### WHAT YOU NEED TO DO
Copy out all of the material exactly as presented.

### SUPPLIED DATA
_____

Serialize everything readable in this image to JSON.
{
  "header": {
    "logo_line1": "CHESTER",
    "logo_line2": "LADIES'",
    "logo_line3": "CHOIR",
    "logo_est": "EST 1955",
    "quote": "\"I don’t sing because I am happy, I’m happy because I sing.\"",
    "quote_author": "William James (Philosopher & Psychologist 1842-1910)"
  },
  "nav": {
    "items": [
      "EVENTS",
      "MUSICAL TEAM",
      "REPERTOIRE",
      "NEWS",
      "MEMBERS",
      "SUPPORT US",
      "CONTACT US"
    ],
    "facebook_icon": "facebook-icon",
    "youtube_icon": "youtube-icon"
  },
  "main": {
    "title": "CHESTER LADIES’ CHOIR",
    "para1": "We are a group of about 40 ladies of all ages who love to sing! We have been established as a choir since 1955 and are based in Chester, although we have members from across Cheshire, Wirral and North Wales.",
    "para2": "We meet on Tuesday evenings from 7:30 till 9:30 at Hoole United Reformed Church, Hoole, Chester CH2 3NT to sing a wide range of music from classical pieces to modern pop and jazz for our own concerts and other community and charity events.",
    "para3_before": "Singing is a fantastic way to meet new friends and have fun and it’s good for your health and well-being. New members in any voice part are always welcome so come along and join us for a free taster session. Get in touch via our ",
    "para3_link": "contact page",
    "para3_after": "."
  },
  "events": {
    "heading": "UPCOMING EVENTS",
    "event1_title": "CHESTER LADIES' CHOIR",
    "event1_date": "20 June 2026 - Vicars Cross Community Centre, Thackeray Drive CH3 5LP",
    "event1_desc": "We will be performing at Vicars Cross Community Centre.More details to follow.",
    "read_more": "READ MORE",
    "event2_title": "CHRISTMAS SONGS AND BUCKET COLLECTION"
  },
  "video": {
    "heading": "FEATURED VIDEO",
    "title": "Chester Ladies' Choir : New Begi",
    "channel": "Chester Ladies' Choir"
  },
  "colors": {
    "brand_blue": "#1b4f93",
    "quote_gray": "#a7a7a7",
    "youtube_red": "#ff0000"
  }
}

_____

### OUTPUT OF THE EXERCISE
Serialize everything readable in this image to JSON.
{
  "header": {
    "logo_line1": "CHESTER",
    "logo_line2": "LADIES'",
    "logo_line3": "CHOIR",
    "logo_est": "EST 1955",
    "quote": "\"I don’t sing because I am happy, I’m happy because I sing.\"",
    "quote_author": "William James (Philosopher & Psychologist 1842-1910)"
  },
  "nav": {
    "items": [
      "EVENTS",
      "MUSICAL TEAM",
      "REPERTOIRE",
      "NEWS",
      "MEMBERS",
      "SUPPORT US",
      "CONTACT US"
    ],
    "facebook_icon": "facebook-icon",
    "youtube_icon": "youtube-icon"
  },
  "main": {
    "title": "CHESTER LADIES’ CHOIR",
    "para1": "We are a group of about 40 ladies of all ages who love to sing! We have been established as a choir since 1955 and are based in Chester, although we have members from across Cheshire, Wirral and North Wales.",
    "para2": "We meet on Tuesday evenings from 7:30 till 9:30 at Hoole United Reformed Church, Hoole, Chester CH2 3NT to sing a wide range of music from classical pieces to modern pop and jazz for our own concerts and other community and charity events.",
    "para3_before": "Singing is a fantastic way to meet new friends and have fun and it’s good for your health and well-being. New members in any voice part are always welcome so come along and join us for a free taster session. Get in touch via our ",
    "para3_link": "contact page",
    "para3_after": "."
  },
  "events": {
    "heading": "UPCOMING EVENTS",
    "event1_title": "CHESTER LADIES' CHOIR",
    "event1_date": "20 June 2026 - Vicars Cross Community Centre, Thackeray Drive CH3 5LP",
    "event1_desc": "We will be performing at Vicars Cross Community Centre.More details to follow.",
    "read_more": "READ MORE",
    "event2_title": "CHRISTMAS SONGS AND BUCKET COLLECTION"
  },
  "video": {
    "heading": "FEATURED VIDEO",
    "title": "Chester Ladies' Choir : New Begi",
    "channel": "Chester Ladies' Choir"
  },
  "colors": {
    "brand_blue": "#1b4f93",
    "quote_gray": "#a7a7a7",
    "youtube_red": "#ff0000"
  }
}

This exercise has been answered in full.